# Set problem
The records below must be duplicated exactly, character for character.

# Records shown
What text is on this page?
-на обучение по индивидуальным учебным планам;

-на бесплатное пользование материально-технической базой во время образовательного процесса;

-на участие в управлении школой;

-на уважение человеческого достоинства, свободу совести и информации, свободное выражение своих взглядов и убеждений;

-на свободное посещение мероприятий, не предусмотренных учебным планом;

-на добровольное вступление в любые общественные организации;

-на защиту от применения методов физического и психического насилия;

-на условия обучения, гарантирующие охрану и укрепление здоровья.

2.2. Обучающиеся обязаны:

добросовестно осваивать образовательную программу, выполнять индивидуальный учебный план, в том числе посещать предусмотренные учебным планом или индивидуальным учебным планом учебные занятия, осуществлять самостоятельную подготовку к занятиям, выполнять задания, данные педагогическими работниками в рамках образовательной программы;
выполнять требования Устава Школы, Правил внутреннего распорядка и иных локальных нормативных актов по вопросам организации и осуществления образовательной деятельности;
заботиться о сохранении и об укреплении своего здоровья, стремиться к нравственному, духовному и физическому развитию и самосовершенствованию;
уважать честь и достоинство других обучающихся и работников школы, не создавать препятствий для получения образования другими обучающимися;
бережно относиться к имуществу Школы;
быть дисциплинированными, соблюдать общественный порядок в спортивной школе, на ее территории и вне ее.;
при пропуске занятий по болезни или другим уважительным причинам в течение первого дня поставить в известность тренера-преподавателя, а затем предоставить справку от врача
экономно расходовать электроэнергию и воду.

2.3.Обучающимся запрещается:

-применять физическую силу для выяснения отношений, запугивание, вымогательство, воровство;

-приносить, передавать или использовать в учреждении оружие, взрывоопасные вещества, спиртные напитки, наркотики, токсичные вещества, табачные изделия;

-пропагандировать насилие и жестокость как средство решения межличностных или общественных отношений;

# The completed task
What text is on this page?
-на обучение по индивидуальным учебным планам;

-на бесплатное пользование материально-технической базой во время образовательного процесса;

-на участие в управлении школой;

-на уважение человеческого достоинства, свободу совести и информации, свободное выражение своих взглядов и убеждений;

-на свободное посещение мероприятий, не предусмотренных учебным планом;

-на добровольное вступление в любые общественные организации;

-на защиту от применения методов физического и психического насилия;

-на условия обучения, гарантирующие охрану и укрепление здоровья.

2.2. Обучающиеся обязаны:

добросовестно осваивать образовательную программу, выполнять индивидуальный учебный план, в том числе посещать предусмотренные учебным планом или индивидуальным учебным планом учебные занятия, осуществлять самостоятельную подготовку к занятиям, выполнять задания, данные педагогическими работниками в рамках образовательной программы;
выполнять требования Устава Школы, Правил внутреннего распорядка и иных локальных нормативных актов по вопросам организации и осуществления образовательной деятельности;
заботиться о сохранении и об укреплении своего здоровья, стремиться к нравственному, духовному и физическому развитию и самосовершенствованию;
уважать честь и достоинство других обучающихся и работников школы, не создавать препятствий для получения образования другими обучающимися;
бережно относиться к имуществу Школы;
быть дисциплинированными, соблюдать общественный порядок в спортивной школе, на ее территории и вне ее.;
при пропуске занятий по болезни или другим уважительным причинам в течение первого дня поставить в известность тренера-преподавателя, а затем предоставить справку от врача
экономно расходовать электроэнергию и воду.

2.3.Обучающимся запрещается:

-применять физическую силу для выяснения отношений, запугивание, вымогательство, воровство;

-приносить, передавать или использовать в учреждении оружие, взрывоопасные вещества, спиртные напитки, наркотики, токсичные вещества, табачные изделия;

-пропагандировать насилие и жестокость как средство решения межличностных или общественных отношений;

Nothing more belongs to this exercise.